• Task to carry out: Count every line of the material that holds the string "Photo". Respond with the total only.

• Records shown:
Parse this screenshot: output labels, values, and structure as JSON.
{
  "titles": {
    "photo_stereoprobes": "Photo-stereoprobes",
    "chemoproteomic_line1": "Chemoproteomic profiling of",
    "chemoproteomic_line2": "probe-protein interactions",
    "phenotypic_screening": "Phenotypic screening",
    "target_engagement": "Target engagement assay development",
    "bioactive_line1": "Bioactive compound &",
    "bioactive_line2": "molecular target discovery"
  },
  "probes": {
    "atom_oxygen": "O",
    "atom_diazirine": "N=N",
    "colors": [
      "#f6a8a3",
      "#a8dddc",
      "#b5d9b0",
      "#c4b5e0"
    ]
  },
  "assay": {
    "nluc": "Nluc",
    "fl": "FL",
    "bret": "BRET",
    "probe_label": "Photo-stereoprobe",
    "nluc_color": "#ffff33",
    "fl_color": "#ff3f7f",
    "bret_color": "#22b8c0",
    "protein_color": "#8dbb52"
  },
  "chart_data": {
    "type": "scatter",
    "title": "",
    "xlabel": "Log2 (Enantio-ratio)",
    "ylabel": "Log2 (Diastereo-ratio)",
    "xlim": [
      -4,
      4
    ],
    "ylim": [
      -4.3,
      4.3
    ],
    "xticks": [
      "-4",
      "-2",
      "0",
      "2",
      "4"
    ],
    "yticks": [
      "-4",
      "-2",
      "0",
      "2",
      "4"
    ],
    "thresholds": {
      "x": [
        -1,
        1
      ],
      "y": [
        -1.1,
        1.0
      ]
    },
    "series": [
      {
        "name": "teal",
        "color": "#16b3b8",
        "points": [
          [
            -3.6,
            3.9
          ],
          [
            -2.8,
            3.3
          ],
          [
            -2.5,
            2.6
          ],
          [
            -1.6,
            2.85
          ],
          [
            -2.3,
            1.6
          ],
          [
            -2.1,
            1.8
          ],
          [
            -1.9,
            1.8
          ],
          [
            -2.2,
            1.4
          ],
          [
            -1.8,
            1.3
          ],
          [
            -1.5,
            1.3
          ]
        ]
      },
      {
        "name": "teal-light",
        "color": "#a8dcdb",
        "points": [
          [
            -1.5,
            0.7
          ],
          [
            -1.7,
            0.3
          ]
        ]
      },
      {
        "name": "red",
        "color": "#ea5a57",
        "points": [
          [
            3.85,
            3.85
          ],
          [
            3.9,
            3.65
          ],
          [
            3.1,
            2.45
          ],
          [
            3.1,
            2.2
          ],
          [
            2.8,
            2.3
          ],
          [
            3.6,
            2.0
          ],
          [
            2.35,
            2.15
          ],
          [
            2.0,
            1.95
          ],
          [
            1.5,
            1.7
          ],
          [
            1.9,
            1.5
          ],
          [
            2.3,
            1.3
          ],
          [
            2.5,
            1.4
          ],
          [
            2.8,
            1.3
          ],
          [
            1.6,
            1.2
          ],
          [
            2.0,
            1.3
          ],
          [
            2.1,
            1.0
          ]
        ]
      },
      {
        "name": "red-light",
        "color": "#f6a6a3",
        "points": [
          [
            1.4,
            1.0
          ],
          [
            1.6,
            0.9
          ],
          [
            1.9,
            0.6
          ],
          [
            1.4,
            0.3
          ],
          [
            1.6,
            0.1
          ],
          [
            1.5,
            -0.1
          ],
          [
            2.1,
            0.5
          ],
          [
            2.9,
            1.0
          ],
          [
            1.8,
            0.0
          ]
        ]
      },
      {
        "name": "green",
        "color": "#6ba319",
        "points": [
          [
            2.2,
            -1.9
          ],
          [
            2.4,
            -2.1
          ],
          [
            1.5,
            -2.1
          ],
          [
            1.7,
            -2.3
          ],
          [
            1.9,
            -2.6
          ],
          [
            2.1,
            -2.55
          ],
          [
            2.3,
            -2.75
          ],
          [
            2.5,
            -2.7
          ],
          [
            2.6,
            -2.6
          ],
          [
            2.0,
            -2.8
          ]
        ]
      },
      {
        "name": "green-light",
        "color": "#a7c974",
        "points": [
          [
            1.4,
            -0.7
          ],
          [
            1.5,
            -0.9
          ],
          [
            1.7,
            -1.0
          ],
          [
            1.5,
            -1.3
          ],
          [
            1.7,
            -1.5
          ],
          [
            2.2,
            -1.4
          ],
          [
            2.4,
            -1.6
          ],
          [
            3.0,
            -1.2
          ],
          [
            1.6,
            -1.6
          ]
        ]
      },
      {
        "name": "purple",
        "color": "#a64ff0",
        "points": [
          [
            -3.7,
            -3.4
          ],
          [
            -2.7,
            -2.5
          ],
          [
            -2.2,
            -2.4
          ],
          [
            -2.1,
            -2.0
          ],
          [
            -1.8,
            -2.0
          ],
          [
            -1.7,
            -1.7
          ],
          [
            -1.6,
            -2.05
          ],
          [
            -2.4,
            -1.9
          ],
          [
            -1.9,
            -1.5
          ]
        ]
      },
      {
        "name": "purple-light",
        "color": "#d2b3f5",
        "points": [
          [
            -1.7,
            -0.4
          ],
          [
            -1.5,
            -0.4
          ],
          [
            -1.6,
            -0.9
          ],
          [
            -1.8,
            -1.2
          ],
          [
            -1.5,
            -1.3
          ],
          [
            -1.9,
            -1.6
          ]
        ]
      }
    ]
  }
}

• Solution: 2